--- BEGIN Exercise input ---

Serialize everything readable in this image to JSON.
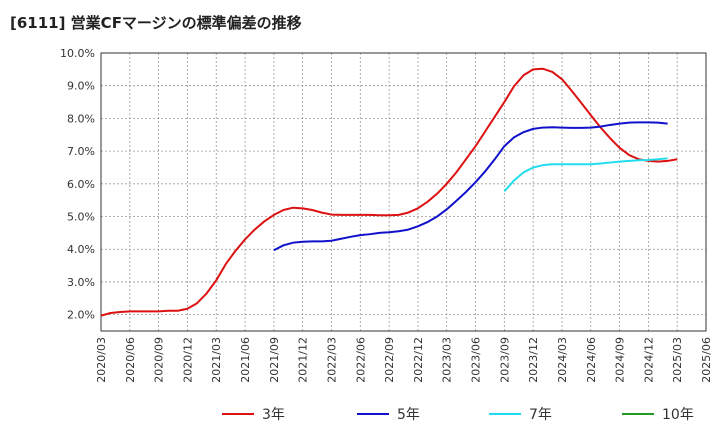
{
  "chart_data": {
    "type": "line",
    "title": "[6111]  営業CFマージンの標準偏差の推移",
    "xlabel": "",
    "ylabel": "",
    "ylim": [
      1.5,
      10.0
    ],
    "yticks": [
      "10.0%",
      "9.0%",
      "8.0%",
      "7.0%",
      "6.0%",
      "5.0%",
      "4.0%",
      "3.0%",
      "2.0%"
    ],
    "yticks_values": [
      10,
      9,
      8,
      7,
      6,
      5,
      4,
      3,
      2
    ],
    "xticks": [
      "2020/03",
      "2020/06",
      "2020/09",
      "2020/12",
      "2021/03",
      "2021/06",
      "2021/09",
      "2021/12",
      "2022/03",
      "2022/06",
      "2022/09",
      "2022/12",
      "2023/03",
      "2023/06",
      "2023/09",
      "2023/12",
      "2024/03",
      "2024/06",
      "2024/09",
      "2024/12",
      "2025/03",
      "2025/06"
    ],
    "grid": true,
    "legend_position": "bottom",
    "series": [
      {
        "name": "3年",
        "color": "#dd1111",
        "start_index": 0,
        "values": [
          1.97,
          2.05,
          2.08,
          2.1,
          2.1,
          2.1,
          2.1,
          2.12,
          2.12,
          2.18,
          2.35,
          2.65,
          3.05,
          3.55,
          3.95,
          4.3,
          4.6,
          4.85,
          5.05,
          5.2,
          5.27,
          5.25,
          5.2,
          5.12,
          5.06,
          5.05,
          5.05,
          5.05,
          5.05,
          5.04,
          5.04,
          5.05,
          5.12,
          5.25,
          5.45,
          5.7,
          6.0,
          6.35,
          6.75,
          7.15,
          7.6,
          8.05,
          8.5,
          8.98,
          9.32,
          9.5,
          9.52,
          9.42,
          9.2,
          8.85,
          8.48,
          8.1,
          7.73,
          7.4,
          7.1,
          6.88,
          6.75,
          6.7,
          6.68,
          6.7,
          6.75
        ]
      },
      {
        "name": "5年",
        "color": "#1111cc",
        "start_index": 18,
        "values": [
          3.97,
          4.12,
          4.2,
          4.23,
          4.24,
          4.24,
          4.26,
          4.32,
          4.38,
          4.43,
          4.46,
          4.5,
          4.52,
          4.55,
          4.6,
          4.7,
          4.83,
          5.0,
          5.22,
          5.48,
          5.75,
          6.05,
          6.38,
          6.75,
          7.15,
          7.42,
          7.58,
          7.68,
          7.72,
          7.73,
          7.72,
          7.71,
          7.71,
          7.72,
          7.75,
          7.8,
          7.84,
          7.87,
          7.88,
          7.88,
          7.87,
          7.84
        ]
      },
      {
        "name": "7年",
        "color": "#22ddee",
        "start_index": 42,
        "values": [
          5.77,
          6.1,
          6.35,
          6.5,
          6.57,
          6.6,
          6.6,
          6.6,
          6.6,
          6.6,
          6.62,
          6.65,
          6.68,
          6.7,
          6.72,
          6.73,
          6.75,
          6.78
        ]
      },
      {
        "name": "10年",
        "color": "#229922",
        "start_index": 60,
        "values": []
      }
    ]
  }
}
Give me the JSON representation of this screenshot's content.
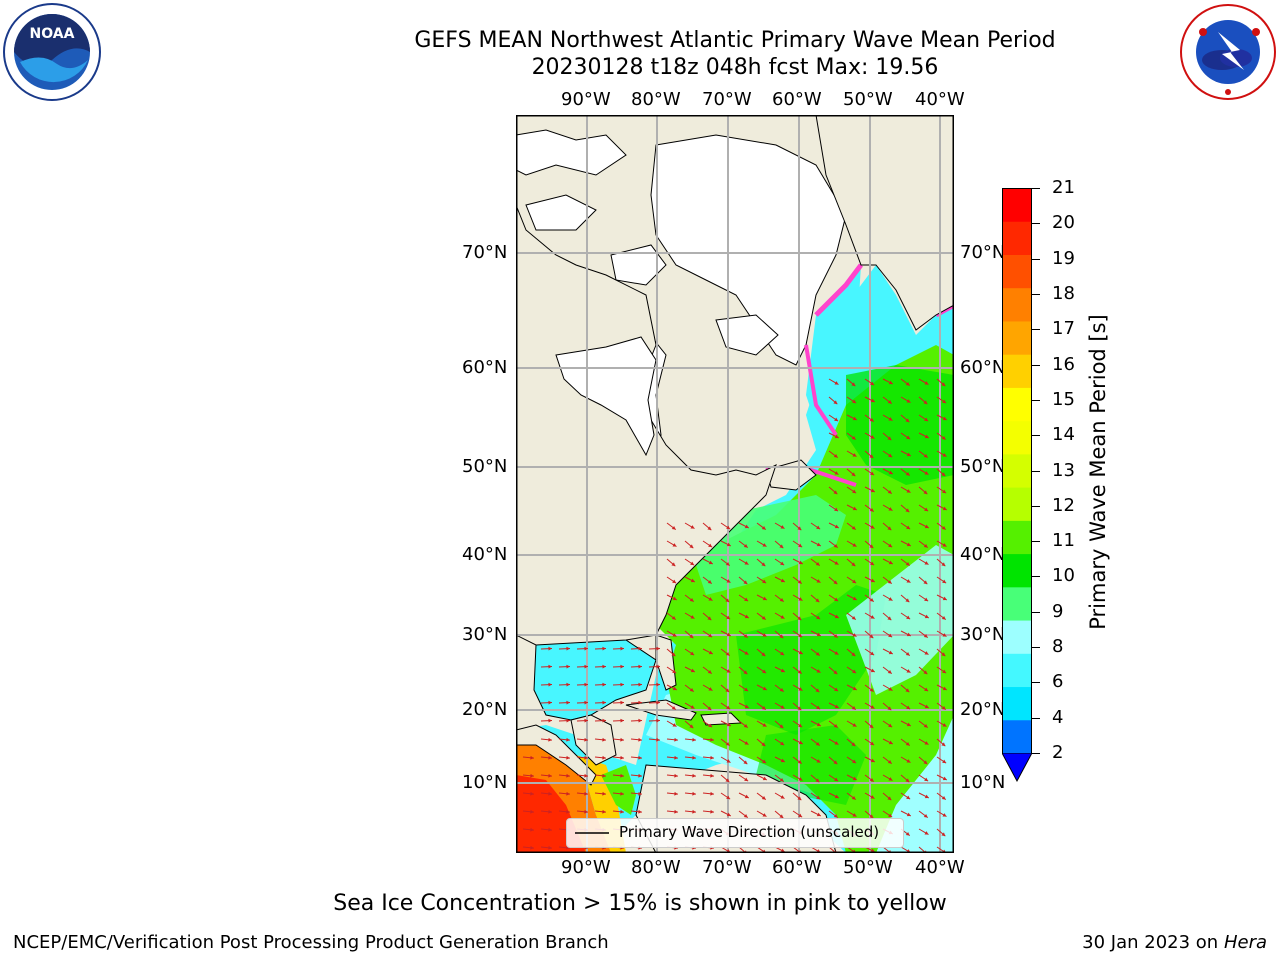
{
  "header": {
    "title_line1": "GEFS MEAN Northwest Atlantic Primary Wave Mean Period",
    "title_line2": "20230128 t18z 048h fcst   Max: 19.56"
  },
  "logos": {
    "left": "noaa-logo-icon",
    "right": "nws-logo-icon"
  },
  "map": {
    "top_lon_labels": [
      "90°W",
      "80°W",
      "70°W",
      "60°W",
      "50°W",
      "40°W"
    ],
    "bottom_lon_labels": [
      "90°W",
      "80°W",
      "70°W",
      "60°W",
      "50°W",
      "40°W"
    ],
    "left_lat_labels": [
      "70°N",
      "60°N",
      "50°N",
      "40°N",
      "30°N",
      "20°N",
      "10°N"
    ],
    "right_lat_labels": [
      "70°N",
      "60°N",
      "50°N",
      "40°N",
      "30°N",
      "20°N",
      "10°N"
    ],
    "legend_label": "Primary Wave Direction (unscaled)",
    "colors": {
      "land": "#efecdc",
      "ice": "#ffffff",
      "grid": "#b0b0b0",
      "arrow": "#cc2222",
      "ice_pink": "#ff44cc"
    }
  },
  "colorbar": {
    "label": "Primary Wave Mean Period [s]",
    "ticks": [
      "21",
      "20",
      "19",
      "18",
      "17",
      "16",
      "15",
      "14",
      "13",
      "12",
      "11",
      "10",
      "9",
      "8",
      "6",
      "4",
      "2"
    ],
    "colors_bottom_to_top": [
      "#0074ff",
      "#00e5ff",
      "#44f8ff",
      "#9dffff",
      "#48ff78",
      "#00e400",
      "#55f000",
      "#b6ff00",
      "#d4ff00",
      "#f4ff00",
      "#ffff00",
      "#ffd000",
      "#ffa500",
      "#ff8000",
      "#ff5000",
      "#ff2800",
      "#ff0000"
    ],
    "extend_color": "#0000ff"
  },
  "notes": {
    "sea_ice": "Sea Ice Concentration > 15% is shown in pink to yellow"
  },
  "footer": {
    "left": "NCEP/EMC/Verification Post Processing Product Generation Branch",
    "right_date": "30 Jan 2023 on",
    "right_host": "Hera"
  }
}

--- END Exercise input ---

● **Set problem**
Pictures in the records should not appear in your copy, but everything else must be transcribed exactly.

● **Full solution**
Serialize everything readable in this image to JSON.
{
  "chart_data": {
    "type": "line",
    "title": "[6111]  営業CFマージンの標準偏差の推移",
    "xlabel": "",
    "ylabel": "",
    "ylim": [
      1.5,
      10.0
    ],
    "yticks": [
      "10.0%",
      "9.0%",
      "8.0%",
      "7.0%",
      "6.0%",
      "5.0%",
      "4.0%",
      "3.0%",
      "2.0%"
    ],
    "yticks_values": [
      10,
      9,
      8,
      7,
      6,
      5,
      4,
      3,
      2
    ],
    "xticks": [
      "2020/03",
      "2020/06",
      "2020/09",
      "2020/12",
      "2021/03",
      "2021/06",
      "2021/09",
      "2021/12",
      "2022/03",
      "2022/06",
      "2022/09",
      "2022/12",
      "2023/03",
      "2023/06",
      "2023/09",
      "2023/12",
      "2024/03",
      "2024/06",
      "2024/09",
      "2024/12",
      "2025/03",
      "2025/06"
    ],
    "grid": true,
    "legend_position": "bottom",
    "series": [
      {
        "name": "3年",
        "color": "#dd1111",
        "start_index": 0,
        "values": [
          1.97,
          2.05,
          2.08,
          2.1,
          2.1,
          2.1,
          2.1,
          2.12,
          2.12,
          2.18,
          2.35,
          2.65,
          3.05,
          3.55,
          3.95,
          4.3,
          4.6,
          4.85,
          5.05,
          5.2,
          5.27,
          5.25,
          5.2,
          5.12,
          5.06,
          5.05,
          5.05,
          5.05,
          5.05,
          5.04,
          5.04,
          5.05,
          5.12,
          5.25,
          5.45,
          5.7,
          6.0,
          6.35,
          6.75,
          7.15,
          7.6,
          8.05,
          8.5,
          8.98,
          9.32,
          9.5,
          9.52,
          9.42,
          9.2,
          8.85,
          8.48,
          8.1,
          7.73,
          7.4,
          7.1,
          6.88,
          6.75,
          6.7,
          6.68,
          6.7,
          6.75
        ]
      },
      {
        "name": "5年",
        "color": "#1111cc",
        "start_index": 18,
        "values": [
          3.97,
          4.12,
          4.2,
          4.23,
          4.24,
          4.24,
          4.26,
          4.32,
          4.38,
          4.43,
          4.46,
          4.5,
          4.52,
          4.55,
          4.6,
          4.7,
          4.83,
          5.0,
          5.22,
          5.48,
          5.75,
          6.05,
          6.38,
          6.75,
          7.15,
          7.42,
          7.58,
          7.68,
          7.72,
          7.73,
          7.72,
          7.71,
          7.71,
          7.72,
          7.75,
          7.8,
          7.84,
          7.87,
          7.88,
          7.88,
          7.87,
          7.84
        ]
      },
      {
        "name": "7年",
        "color": "#22ddee",
        "start_index": 42,
        "values": [
          5.77,
          6.1,
          6.35,
          6.5,
          6.57,
          6.6,
          6.6,
          6.6,
          6.6,
          6.6,
          6.62,
          6.65,
          6.68,
          6.7,
          6.72,
          6.73,
          6.75,
          6.78
        ]
      },
      {
        "name": "10年",
        "color": "#229922",
        "start_index": 60,
        "values": []
      }
    ]
  }
}
Give me the JSON representation of this screenshot's content.
{
  "header": {
    "title_line1": "GEFS MEAN Northwest Atlantic Primary Wave Mean Period",
    "title_line2": "20230128 t18z 048h fcst   Max: 19.56"
  },
  "logos": {
    "left": "noaa-logo-icon",
    "right": "nws-logo-icon"
  },
  "map": {
    "top_lon_labels": [
      "90°W",
      "80°W",
      "70°W",
      "60°W",
      "50°W",
      "40°W"
    ],
    "bottom_lon_labels": [
      "90°W",
      "80°W",
      "70°W",
      "60°W",
      "50°W",
      "40°W"
    ],
    "left_lat_labels": [
      "70°N",
      "60°N",
      "50°N",
      "40°N",
      "30°N",
      "20°N",
      "10°N"
    ],
    "right_lat_labels": [
      "70°N",
      "60°N",
      "50°N",
      "40°N",
      "30°N",
      "20°N",
      "10°N"
    ],
    "legend_label": "Primary Wave Direction (unscaled)",
    "colors": {
      "land": "#efecdc",
      "ice": "#ffffff",
      "grid": "#b0b0b0",
      "arrow": "#cc2222",
      "ice_pink": "#ff44cc"
    }
  },
  "colorbar": {
    "label": "Primary Wave Mean Period [s]",
    "ticks": [
      "21",
      "20",
      "19",
      "18",
      "17",
      "16",
      "15",
      "14",
      "13",
      "12",
      "11",
      "10",
      "9",
      "8",
      "6",
      "4",
      "2"
    ],
    "colors_bottom_to_top": [
      "#0074ff",
      "#00e5ff",
      "#44f8ff",
      "#9dffff",
      "#48ff78",
      "#00e400",
      "#55f000",
      "#b6ff00",
      "#d4ff00",
      "#f4ff00",
      "#ffff00",
      "#ffd000",
      "#ffa500",
      "#ff8000",
      "#ff5000",
      "#ff2800",
      "#ff0000"
    ],
    "extend_color": "#0000ff"
  },
  "notes": {
    "sea_ice": "Sea Ice Concentration > 15% is shown in pink to yellow"
  },
  "footer": {
    "left": "NCEP/EMC/Verification Post Processing Product Generation Branch",
    "right_date": "30 Jan 2023 on",
    "right_host": "Hera"
  }
}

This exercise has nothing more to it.